───── Dataset extract
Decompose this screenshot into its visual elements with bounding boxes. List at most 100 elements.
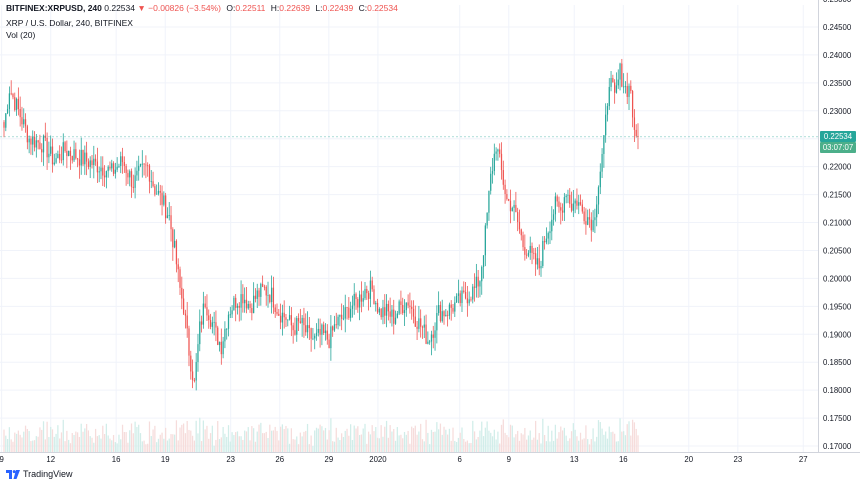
candle-body <box>14 97 16 111</box>
candle-body <box>355 293 357 300</box>
price-tick-label: 0.21500 <box>823 191 852 200</box>
volume-bar <box>590 439 592 452</box>
volume-bar <box>94 428 97 452</box>
volume-bar <box>107 435 109 452</box>
volume-bar <box>362 428 364 452</box>
volume-bar <box>526 439 528 452</box>
volume-bar <box>197 433 199 452</box>
price-axis[interactable]: 0.17000 0.17500 0.18000 0.18500 0.19000 0.195… <box>823 0 852 451</box>
volume-bar <box>610 432 612 452</box>
candle-body <box>253 295 255 314</box>
candle-body <box>37 140 39 143</box>
volume-bar <box>98 435 100 452</box>
tradingview-logo[interactable]: TradingView <box>6 469 73 479</box>
price-tick-label: 0.25000 <box>823 0 852 4</box>
candle-body <box>208 315 210 321</box>
volume-bar <box>84 428 86 452</box>
volume-bar <box>193 440 196 452</box>
volume-bar <box>112 435 115 452</box>
volume-bar <box>87 430 90 452</box>
candle-body <box>93 158 95 166</box>
volume-bar <box>554 424 557 452</box>
volume-bar <box>387 437 389 452</box>
candle-body <box>299 321 301 324</box>
volume-bar <box>229 441 231 452</box>
candle-body <box>211 322 213 327</box>
candle-body <box>420 318 422 327</box>
volume-bar <box>199 417 201 452</box>
time-tick-label: 23 <box>226 455 235 464</box>
symbol-label[interactable]: BITFINEX:XRPUSD, 240 <box>6 3 102 13</box>
volume-bar <box>506 435 508 452</box>
volume-bar <box>195 420 197 452</box>
volume-bar <box>337 437 339 452</box>
candle-body <box>328 339 330 349</box>
candle-body <box>443 311 445 317</box>
volume-bar <box>68 439 70 452</box>
volume-bar <box>317 428 319 452</box>
volume-bar <box>411 426 413 452</box>
candle-body <box>48 153 50 158</box>
volume-bar <box>576 436 578 452</box>
candle-body <box>217 327 219 345</box>
candle-body <box>159 190 161 193</box>
candle-body <box>269 295 271 303</box>
candle-body <box>509 200 512 212</box>
candle-body <box>360 294 363 302</box>
volume-bar <box>204 429 206 452</box>
candle-body <box>102 167 104 176</box>
bar-countdown-tag: 03:07:07 <box>820 142 856 154</box>
volume-bar <box>281 424 284 452</box>
candle-body <box>515 204 517 213</box>
candle-body <box>585 221 587 225</box>
volume-bar <box>102 425 104 452</box>
candle-body <box>446 314 449 316</box>
chart-header: BITFINEX:XRPUSD, 240 0.22534 ▼ −0.00826 … <box>6 3 398 13</box>
candle-body <box>136 170 138 176</box>
candle-body <box>623 86 625 88</box>
volume-bar <box>396 427 398 452</box>
candle-body <box>127 173 129 178</box>
grid-lines <box>0 5 818 452</box>
candle-body <box>226 328 228 330</box>
volume-bar <box>319 424 321 452</box>
volume-bar <box>488 430 490 452</box>
candle-body <box>439 305 442 322</box>
volume-bar <box>294 439 296 452</box>
volume-bar <box>464 441 467 452</box>
volume-bar <box>341 433 343 452</box>
candle-body <box>190 355 192 372</box>
volume-bar <box>238 436 240 452</box>
volume-bar <box>121 424 124 452</box>
volume-bar <box>233 435 235 452</box>
candle-body <box>556 196 558 202</box>
volume-bar <box>244 430 246 452</box>
volume-bar <box>366 443 368 452</box>
candle-body <box>452 307 454 312</box>
volume-bar <box>572 423 574 452</box>
volume-bar <box>254 441 257 452</box>
volume-bar <box>42 421 45 452</box>
candle-body <box>179 269 181 288</box>
candle-body <box>631 90 634 118</box>
last-price-value: 0.22534 <box>104 3 135 13</box>
volume-indicator-label[interactable]: Vol (20) <box>6 30 36 40</box>
tradingview-logo-icon <box>6 469 20 479</box>
series-description[interactable]: XRP / U.S. Dollar, 240, BITFINEX <box>6 18 133 28</box>
candle-body <box>357 299 359 308</box>
candle-body <box>619 63 621 80</box>
volume-bar <box>312 446 314 452</box>
candle-body <box>193 380 196 381</box>
volume-bar <box>181 424 183 452</box>
candle-body <box>157 190 160 194</box>
volume-bar <box>493 429 495 452</box>
volume-bar <box>490 432 492 452</box>
time-axis[interactable]: 9 12 16 19 23 26 29 2020 6 9 13 16 20 23 27 <box>0 455 808 464</box>
volume-bar <box>14 432 16 452</box>
volume-bar <box>547 425 549 452</box>
candle-body <box>200 321 203 325</box>
candle-body <box>502 170 504 185</box>
candle-body <box>499 149 501 154</box>
volume-bar <box>423 441 425 452</box>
──────────
◆ What you are asked to do
Begin at the line that contains "candle-body <box>14 97 16 111</box>" and stop after the line that contains "candle-body <box>159 190 161 193</box>". Write out only those lines of the data again, changing every "volume-bar" to "volume-column" and leaving everything else unchanged.

◆ Result
candle-body <box>14 97 16 111</box>
candle-body <box>355 293 357 300</box>
price-tick-label: 0.21500 <box>823 191 852 200</box>
volume-column <box>590 439 592 452</box>
volume-column <box>94 428 97 452</box>
volume-column <box>107 435 109 452</box>
volume-column <box>362 428 364 452</box>
volume-column <box>526 439 528 452</box>
volume-column <box>197 433 199 452</box>
price-axis[interactable]: 0.17000 0.17500 0.18000 0.18500 0.19000 0.195… <box>823 0 852 451</box>
volume-column <box>610 432 612 452</box>
candle-body <box>253 295 255 314</box>
candle-body <box>37 140 39 143</box>
volume-column <box>98 435 100 452</box>
tradingview-logo[interactable]: TradingView <box>6 469 73 479</box>
price-tick-label: 0.25000 <box>823 0 852 4</box>
candle-body <box>208 315 210 321</box>
volume-column <box>84 428 86 452</box>
volume-column <box>193 440 196 452</box>
volume-column <box>112 435 115 452</box>
volume-column <box>87 430 90 452</box>
candle-body <box>93 158 95 166</box>
volume-column <box>554 424 557 452</box>
volume-column <box>387 437 389 452</box>
candle-body <box>299 321 301 324</box>
volume-column <box>229 441 231 452</box>
candle-body <box>211 322 213 327</box>
candle-body <box>420 318 422 327</box>
volume-column <box>199 417 201 452</box>
time-tick-label: 23 <box>226 455 235 464</box>
symbol-label[interactable]: BITFINEX:XRPUSD, 240 <box>6 3 102 13</box>
volume-column <box>506 435 508 452</box>
volume-column <box>195 420 197 452</box>
volume-column <box>337 437 339 452</box>
candle-body <box>328 339 330 349</box>
candle-body <box>443 311 445 317</box>
volume-column <box>68 439 70 452</box>
volume-column <box>317 428 319 452</box>
volume-column <box>411 426 413 452</box>
candle-body <box>48 153 50 158</box>
volume-column <box>576 436 578 452</box>
candle-body <box>217 327 219 345</box>
candle-body <box>159 190 161 193</box>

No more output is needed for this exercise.